Stored data

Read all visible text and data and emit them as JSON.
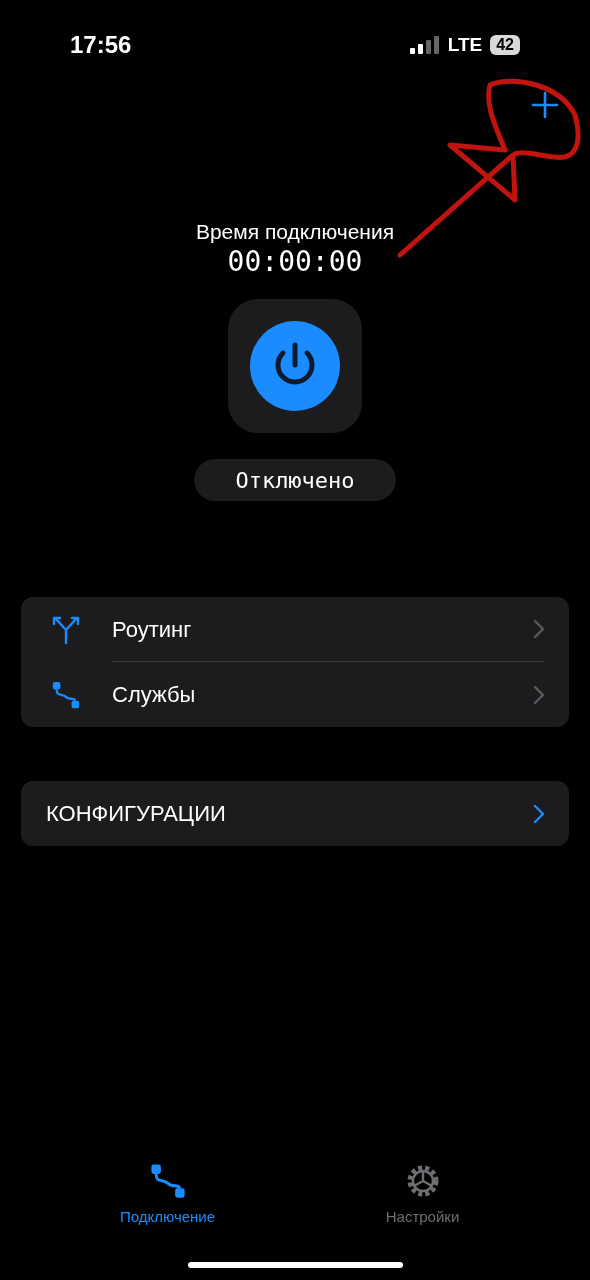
{
  "status_bar": {
    "time": "17:56",
    "network": "LTE",
    "battery": "42"
  },
  "connection": {
    "label": "Время подключения",
    "timer": "00:00:00",
    "status": "Отключено"
  },
  "menu": [
    {
      "label": "Роутинг",
      "kind": "routing"
    },
    {
      "label": "Службы",
      "kind": "services"
    }
  ],
  "configurations": {
    "label": "КОНФИГУРАЦИИ"
  },
  "tabs": [
    {
      "label": "Подключение",
      "kind": "connection",
      "selected": true
    },
    {
      "label": "Настройки",
      "kind": "settings",
      "selected": false
    }
  ]
}
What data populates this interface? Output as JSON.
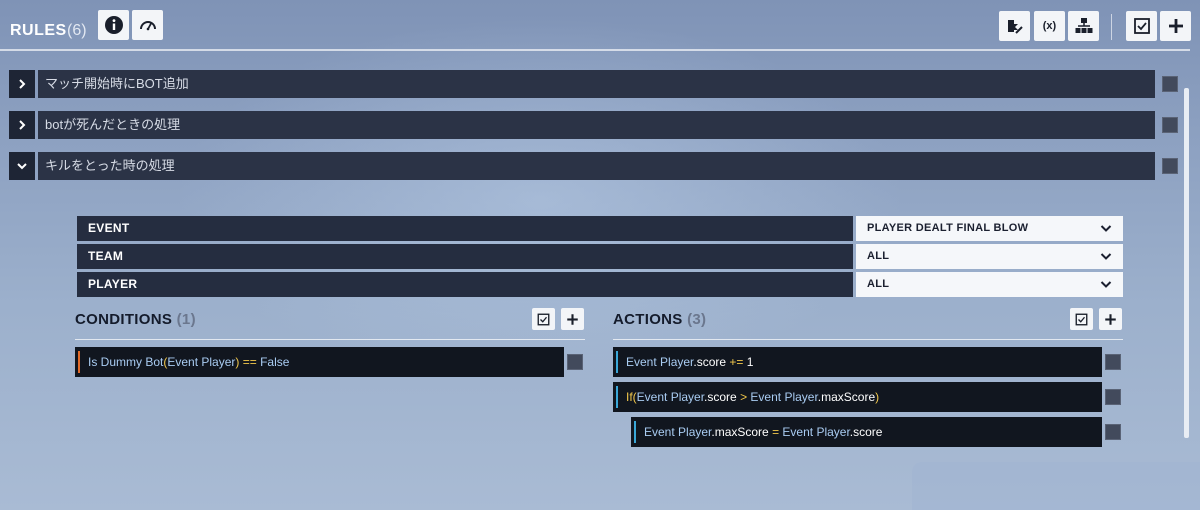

→ Exercise goal:
Quote all the lines above exactly as given. Do not include the pictures.

→ Task output:
Read all visible text and data and emit them as JSON.
{
  "status_bar": {
    "time": "17:56",
    "network": "LTE",
    "battery": "42"
  },
  "connection": {
    "label": "Время подключения",
    "timer": "00:00:00",
    "status": "Отключено"
  },
  "menu": [
    {
      "label": "Роутинг",
      "kind": "routing"
    },
    {
      "label": "Службы",
      "kind": "services"
    }
  ],
  "configurations": {
    "label": "КОНФИГУРАЦИИ"
  },
  "tabs": [
    {
      "label": "Подключение",
      "kind": "connection",
      "selected": true
    },
    {
      "label": "Настройки",
      "kind": "settings",
      "selected": false
    }
  ]
}
What data populates this interface? Output as JSON.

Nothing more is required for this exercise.